> [Exercise instructions] Below are some records. Say how many of their lines contain the string "员工参保明细台账", and give nothing but the number.
[Begin]
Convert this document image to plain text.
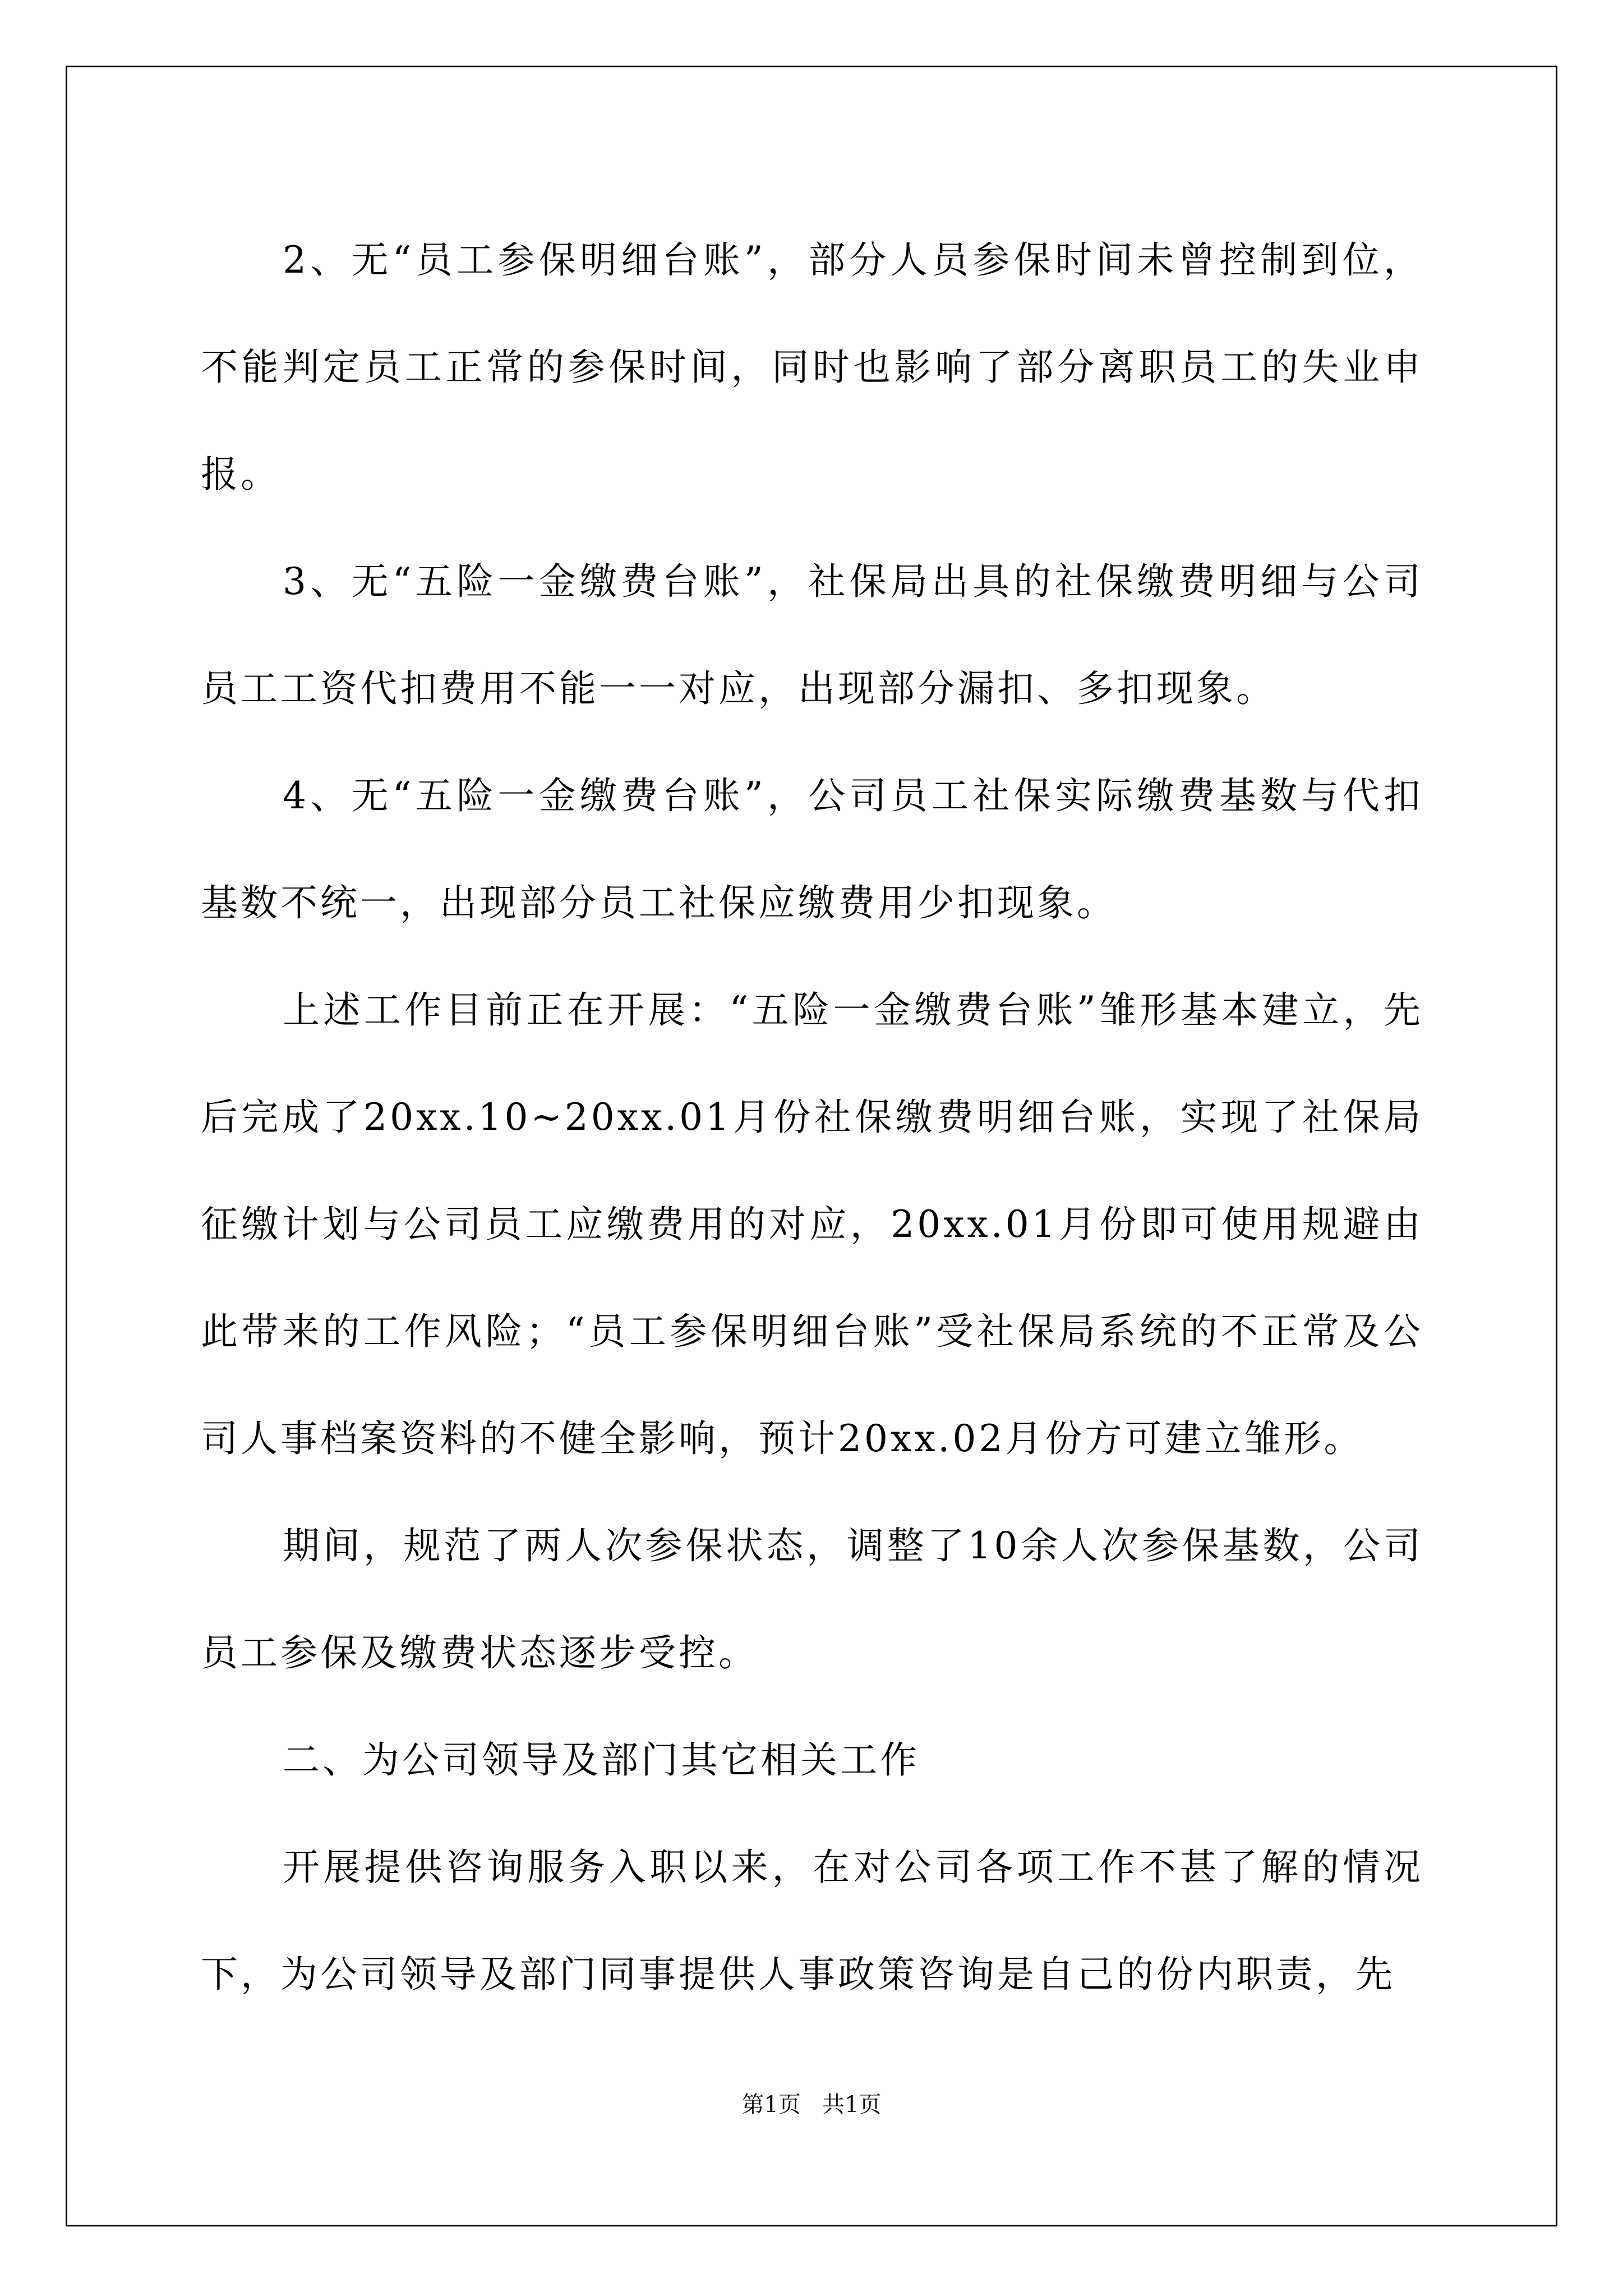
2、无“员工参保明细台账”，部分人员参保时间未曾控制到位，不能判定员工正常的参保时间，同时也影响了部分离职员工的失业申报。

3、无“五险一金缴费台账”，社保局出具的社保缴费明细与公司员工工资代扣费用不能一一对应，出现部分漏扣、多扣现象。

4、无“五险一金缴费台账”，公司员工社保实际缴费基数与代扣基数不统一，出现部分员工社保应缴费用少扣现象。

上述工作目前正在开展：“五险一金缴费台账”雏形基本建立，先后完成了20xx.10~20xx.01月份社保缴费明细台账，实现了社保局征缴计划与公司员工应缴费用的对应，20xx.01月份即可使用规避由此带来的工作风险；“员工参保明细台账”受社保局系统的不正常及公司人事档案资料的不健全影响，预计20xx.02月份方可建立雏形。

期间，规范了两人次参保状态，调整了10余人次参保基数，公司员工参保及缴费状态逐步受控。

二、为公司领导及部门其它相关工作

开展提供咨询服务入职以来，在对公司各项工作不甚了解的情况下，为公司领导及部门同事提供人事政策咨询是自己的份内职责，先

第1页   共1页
[End]
> [Solution to this exercise] 2